* [MATERIAL FOR THIS TASK]
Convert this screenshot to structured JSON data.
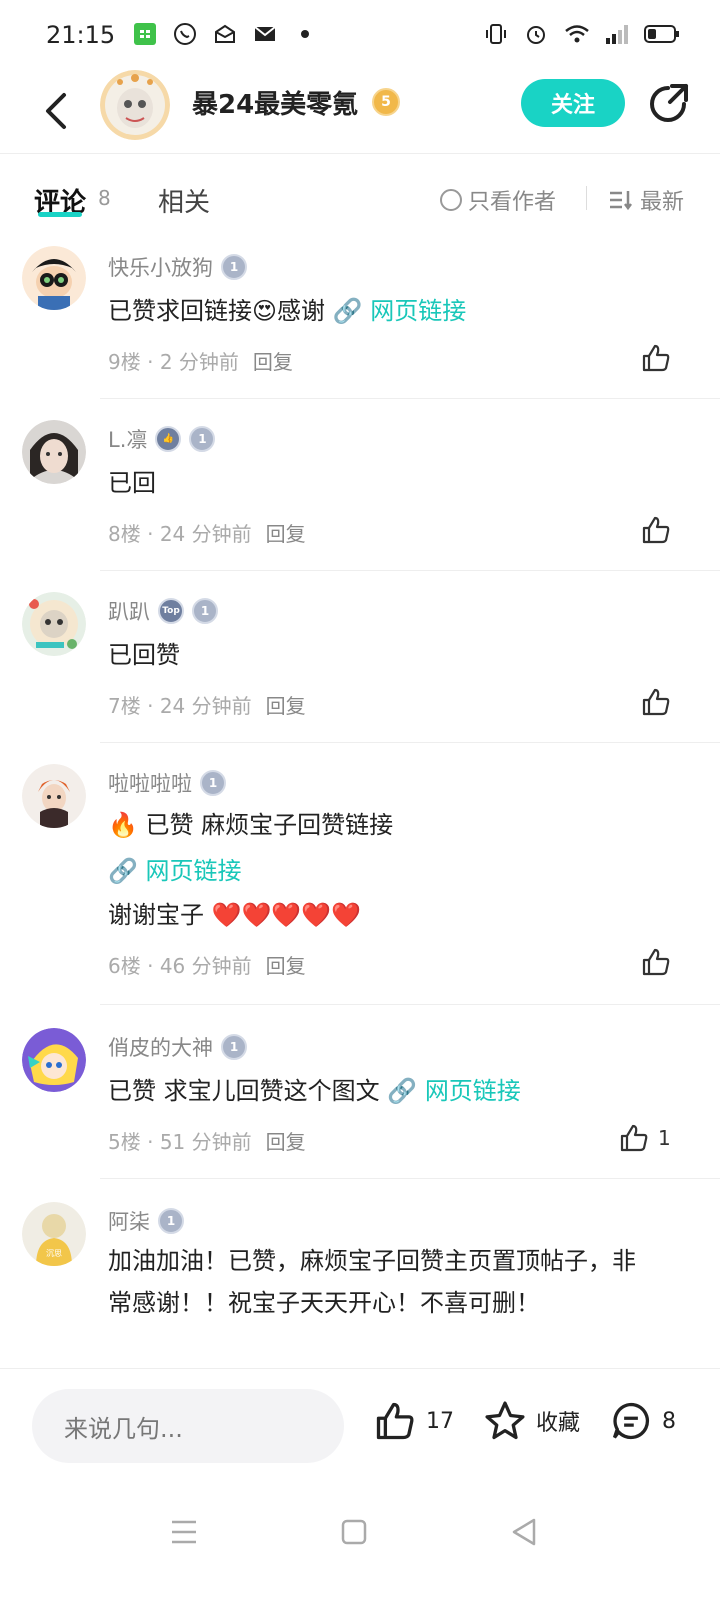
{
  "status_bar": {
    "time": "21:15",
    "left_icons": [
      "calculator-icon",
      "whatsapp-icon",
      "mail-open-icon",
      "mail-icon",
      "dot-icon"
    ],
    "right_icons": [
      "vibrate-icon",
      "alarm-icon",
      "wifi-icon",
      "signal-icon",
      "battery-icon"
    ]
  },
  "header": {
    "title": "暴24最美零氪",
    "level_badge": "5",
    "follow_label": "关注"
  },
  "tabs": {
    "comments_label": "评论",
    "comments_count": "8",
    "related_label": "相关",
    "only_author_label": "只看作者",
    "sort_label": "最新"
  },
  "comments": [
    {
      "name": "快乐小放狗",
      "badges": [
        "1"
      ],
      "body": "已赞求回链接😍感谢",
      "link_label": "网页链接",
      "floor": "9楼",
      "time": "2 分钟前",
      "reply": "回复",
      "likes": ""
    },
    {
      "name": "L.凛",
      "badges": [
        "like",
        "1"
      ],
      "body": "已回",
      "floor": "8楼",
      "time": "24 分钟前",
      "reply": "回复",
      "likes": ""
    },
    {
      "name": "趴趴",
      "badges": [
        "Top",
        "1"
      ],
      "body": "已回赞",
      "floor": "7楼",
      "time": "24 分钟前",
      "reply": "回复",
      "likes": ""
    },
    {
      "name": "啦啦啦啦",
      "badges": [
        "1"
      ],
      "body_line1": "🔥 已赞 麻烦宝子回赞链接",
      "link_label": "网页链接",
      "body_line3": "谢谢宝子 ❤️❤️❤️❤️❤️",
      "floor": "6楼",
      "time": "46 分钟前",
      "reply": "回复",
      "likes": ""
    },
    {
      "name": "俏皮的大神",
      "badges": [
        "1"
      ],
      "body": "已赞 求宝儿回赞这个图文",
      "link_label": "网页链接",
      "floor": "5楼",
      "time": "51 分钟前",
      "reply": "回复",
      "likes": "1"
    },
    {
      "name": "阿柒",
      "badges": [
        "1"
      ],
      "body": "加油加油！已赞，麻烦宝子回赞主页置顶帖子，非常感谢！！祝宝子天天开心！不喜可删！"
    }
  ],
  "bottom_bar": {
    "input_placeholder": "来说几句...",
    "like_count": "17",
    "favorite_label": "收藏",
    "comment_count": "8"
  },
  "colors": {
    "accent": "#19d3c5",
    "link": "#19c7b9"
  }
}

* [AIM]
Quote the data above in full and without alteration; skip the pictures.

* [RESULT FOR THIS EXERCISE]
Convert this screenshot to structured JSON data.
{
  "status_bar": {
    "time": "21:15",
    "left_icons": [
      "calculator-icon",
      "whatsapp-icon",
      "mail-open-icon",
      "mail-icon",
      "dot-icon"
    ],
    "right_icons": [
      "vibrate-icon",
      "alarm-icon",
      "wifi-icon",
      "signal-icon",
      "battery-icon"
    ]
  },
  "header": {
    "title": "暴24最美零氪",
    "level_badge": "5",
    "follow_label": "关注"
  },
  "tabs": {
    "comments_label": "评论",
    "comments_count": "8",
    "related_label": "相关",
    "only_author_label": "只看作者",
    "sort_label": "最新"
  },
  "comments": [
    {
      "name": "快乐小放狗",
      "badges": [
        "1"
      ],
      "body": "已赞求回链接😍感谢",
      "link_label": "网页链接",
      "floor": "9楼",
      "time": "2 分钟前",
      "reply": "回复",
      "likes": ""
    },
    {
      "name": "L.凛",
      "badges": [
        "like",
        "1"
      ],
      "body": "已回",
      "floor": "8楼",
      "time": "24 分钟前",
      "reply": "回复",
      "likes": ""
    },
    {
      "name": "趴趴",
      "badges": [
        "Top",
        "1"
      ],
      "body": "已回赞",
      "floor": "7楼",
      "time": "24 分钟前",
      "reply": "回复",
      "likes": ""
    },
    {
      "name": "啦啦啦啦",
      "badges": [
        "1"
      ],
      "body_line1": "🔥 已赞 麻烦宝子回赞链接",
      "link_label": "网页链接",
      "body_line3": "谢谢宝子 ❤️❤️❤️❤️❤️",
      "floor": "6楼",
      "time": "46 分钟前",
      "reply": "回复",
      "likes": ""
    },
    {
      "name": "俏皮的大神",
      "badges": [
        "1"
      ],
      "body": "已赞 求宝儿回赞这个图文",
      "link_label": "网页链接",
      "floor": "5楼",
      "time": "51 分钟前",
      "reply": "回复",
      "likes": "1"
    },
    {
      "name": "阿柒",
      "badges": [
        "1"
      ],
      "body": "加油加油！已赞，麻烦宝子回赞主页置顶帖子，非常感谢！！祝宝子天天开心！不喜可删！"
    }
  ],
  "bottom_bar": {
    "input_placeholder": "来说几句...",
    "like_count": "17",
    "favorite_label": "收藏",
    "comment_count": "8"
  },
  "colors": {
    "accent": "#19d3c5",
    "link": "#19c7b9"
  }
}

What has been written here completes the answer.